- _ENTRIES SHOWN_:

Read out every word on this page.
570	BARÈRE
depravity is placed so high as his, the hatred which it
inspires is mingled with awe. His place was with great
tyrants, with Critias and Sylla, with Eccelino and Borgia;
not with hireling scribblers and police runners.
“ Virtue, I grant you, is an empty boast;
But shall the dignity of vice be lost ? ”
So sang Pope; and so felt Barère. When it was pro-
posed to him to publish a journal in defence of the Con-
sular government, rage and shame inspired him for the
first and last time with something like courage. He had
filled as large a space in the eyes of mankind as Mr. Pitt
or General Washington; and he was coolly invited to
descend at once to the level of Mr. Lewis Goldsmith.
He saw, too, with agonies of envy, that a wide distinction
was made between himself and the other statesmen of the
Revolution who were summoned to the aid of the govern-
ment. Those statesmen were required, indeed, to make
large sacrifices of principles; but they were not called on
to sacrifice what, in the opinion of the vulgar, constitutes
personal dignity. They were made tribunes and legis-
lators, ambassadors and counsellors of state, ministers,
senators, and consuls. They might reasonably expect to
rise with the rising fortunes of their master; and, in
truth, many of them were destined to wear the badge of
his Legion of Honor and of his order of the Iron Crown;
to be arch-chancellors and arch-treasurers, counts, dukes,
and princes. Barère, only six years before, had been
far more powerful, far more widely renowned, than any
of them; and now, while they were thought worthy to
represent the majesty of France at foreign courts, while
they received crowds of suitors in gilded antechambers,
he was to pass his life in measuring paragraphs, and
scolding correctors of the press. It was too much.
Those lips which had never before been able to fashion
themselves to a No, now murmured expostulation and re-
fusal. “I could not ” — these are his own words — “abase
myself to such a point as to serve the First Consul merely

==

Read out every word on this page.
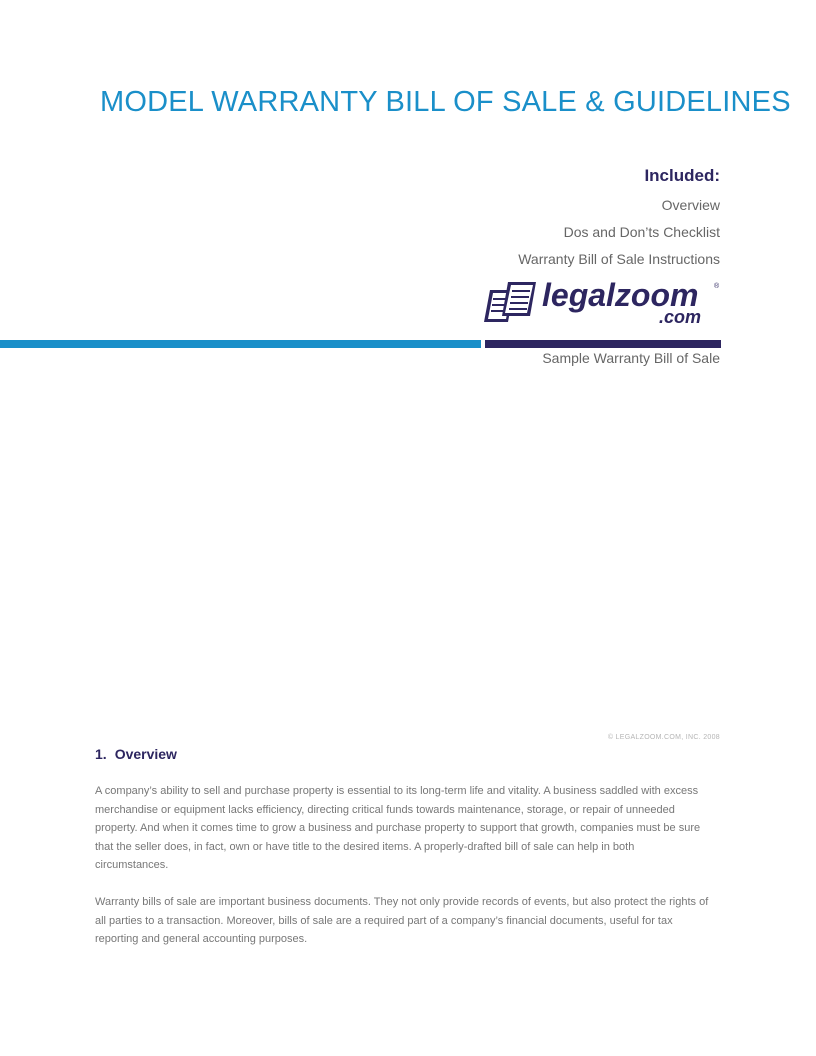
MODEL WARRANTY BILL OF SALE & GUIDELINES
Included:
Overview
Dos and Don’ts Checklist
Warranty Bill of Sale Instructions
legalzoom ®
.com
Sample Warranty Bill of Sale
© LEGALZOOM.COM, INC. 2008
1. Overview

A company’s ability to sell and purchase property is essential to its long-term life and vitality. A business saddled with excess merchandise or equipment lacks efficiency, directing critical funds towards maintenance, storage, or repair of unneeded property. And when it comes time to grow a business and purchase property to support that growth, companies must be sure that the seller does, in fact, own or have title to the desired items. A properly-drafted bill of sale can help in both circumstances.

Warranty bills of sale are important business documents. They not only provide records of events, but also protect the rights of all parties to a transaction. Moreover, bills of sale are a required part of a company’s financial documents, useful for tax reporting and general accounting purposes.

- _WHAT TO PRODUCE_:
Among the lines of the listing, how many hold the string "before"? Respond with only the number.

- _THE RESPONSE_:
2